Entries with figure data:
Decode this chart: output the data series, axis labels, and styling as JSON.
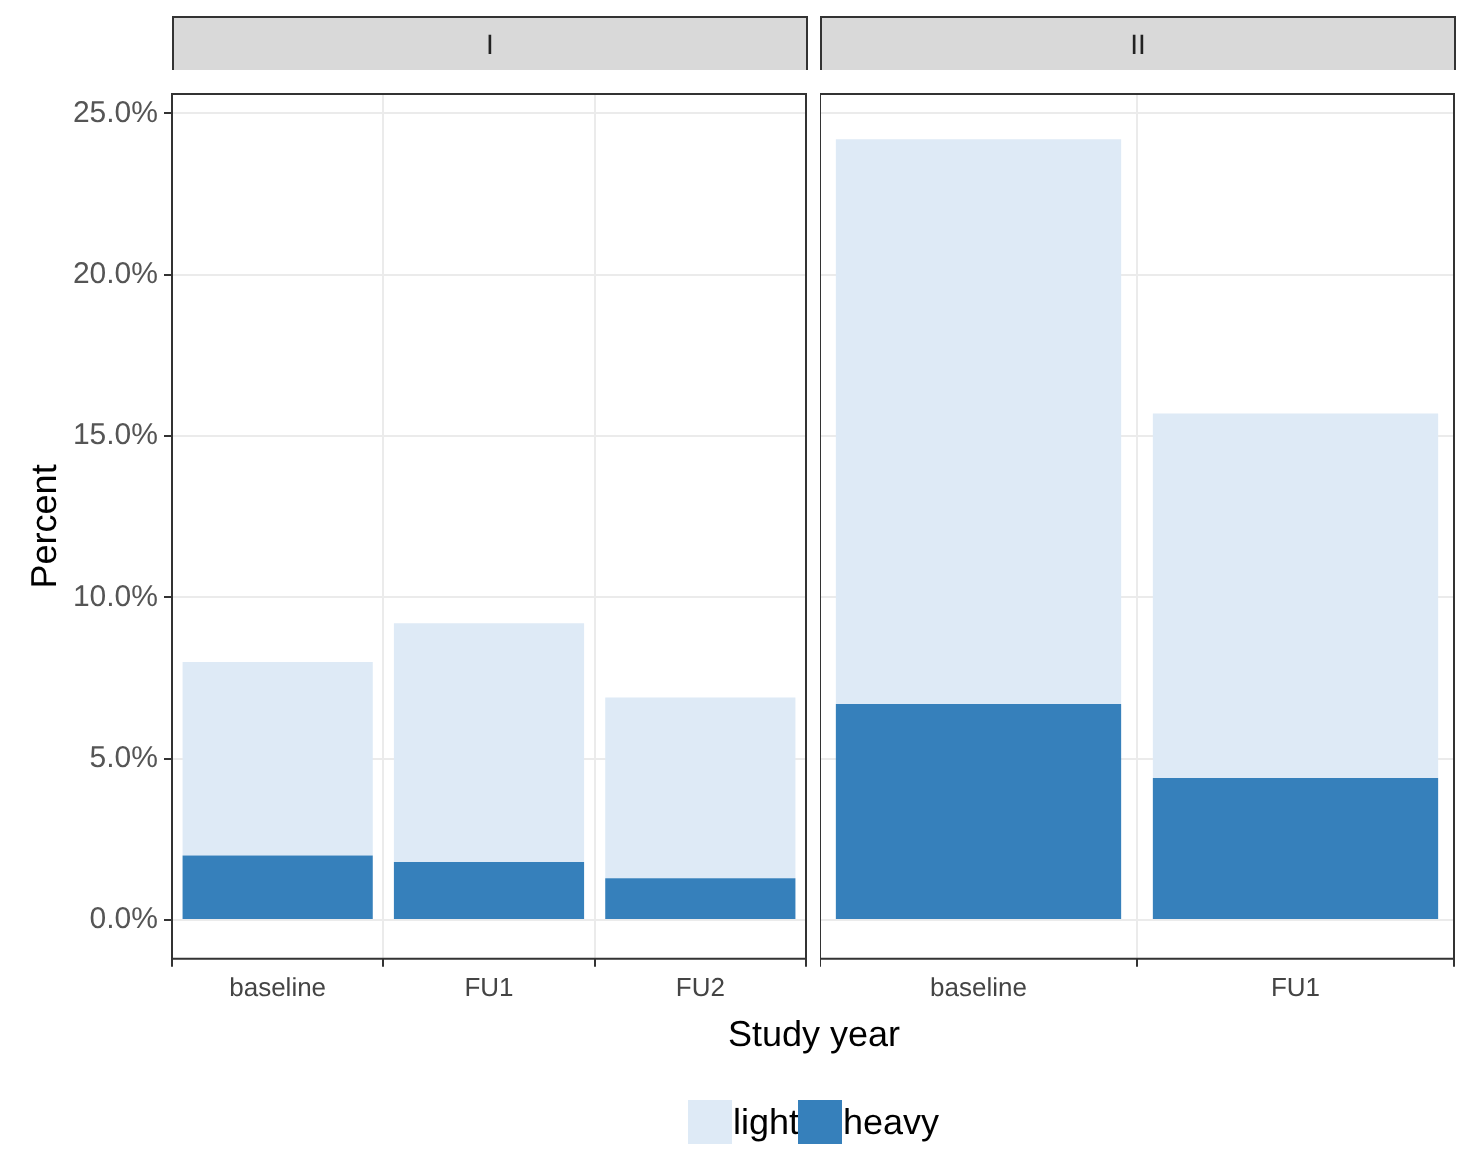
{
  "chart_data": [
    {
      "type": "bar",
      "title": "I",
      "xlabel": "Study year",
      "ylabel": "Percent",
      "categories": [
        "baseline",
        "FU1",
        "FU2"
      ],
      "stacked": true,
      "grid": true,
      "legend": "bottom",
      "tick_labels": "xy",
      "ylim": [
        -1.2,
        25.6
      ],
      "yticks": [
        {
          "value": 0,
          "label": "0.0%"
        },
        {
          "value": 5,
          "label": "5.0%"
        },
        {
          "value": 10,
          "label": "10.0%"
        },
        {
          "value": 15,
          "label": "15.0%"
        },
        {
          "value": 20,
          "label": "20.0%"
        },
        {
          "value": 25,
          "label": "25.0%"
        }
      ],
      "series": [
        {
          "name": "heavy",
          "color": "#3680bb",
          "values": [
            2.0,
            1.8,
            1.3
          ]
        },
        {
          "name": "light",
          "color": "#deeaf6",
          "values": [
            6.0,
            7.4,
            5.6
          ]
        }
      ]
    },
    {
      "type": "bar",
      "title": "II",
      "categories": [
        "baseline",
        "FU1"
      ],
      "stacked": true,
      "grid": true,
      "tick_labels": "x",
      "ylim": [
        -1.2,
        25.6
      ],
      "yticks": [
        0,
        5,
        10,
        15,
        20,
        25
      ],
      "series": [
        {
          "color": "#3680bb",
          "values": [
            6.7,
            4.4
          ]
        },
        {
          "color": "#deeaf6",
          "values": [
            17.5,
            11.3
          ]
        }
      ]
    }
  ]
}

* _The exercise_:
Transcribe the records above exactly, omitting every picture they contain.

* _Output of the exercise_:
Decode this chart: output the data series, axis labels, and styling as JSON.
{
  "chart_data": [
    {
      "type": "bar",
      "title": "I",
      "xlabel": "Study year",
      "ylabel": "Percent",
      "categories": [
        "baseline",
        "FU1",
        "FU2"
      ],
      "stacked": true,
      "grid": true,
      "legend": "bottom",
      "tick_labels": "xy",
      "ylim": [
        -1.2,
        25.6
      ],
      "yticks": [
        {
          "value": 0,
          "label": "0.0%"
        },
        {
          "value": 5,
          "label": "5.0%"
        },
        {
          "value": 10,
          "label": "10.0%"
        },
        {
          "value": 15,
          "label": "15.0%"
        },
        {
          "value": 20,
          "label": "20.0%"
        },
        {
          "value": 25,
          "label": "25.0%"
        }
      ],
      "series": [
        {
          "name": "heavy",
          "color": "#3680bb",
          "values": [
            2.0,
            1.8,
            1.3
          ]
        },
        {
          "name": "light",
          "color": "#deeaf6",
          "values": [
            6.0,
            7.4,
            5.6
          ]
        }
      ]
    },
    {
      "type": "bar",
      "title": "II",
      "categories": [
        "baseline",
        "FU1"
      ],
      "stacked": true,
      "grid": true,
      "tick_labels": "x",
      "ylim": [
        -1.2,
        25.6
      ],
      "yticks": [
        0,
        5,
        10,
        15,
        20,
        25
      ],
      "series": [
        {
          "color": "#3680bb",
          "values": [
            6.7,
            4.4
          ]
        },
        {
          "color": "#deeaf6",
          "values": [
            17.5,
            11.3
          ]
        }
      ]
    }
  ]
}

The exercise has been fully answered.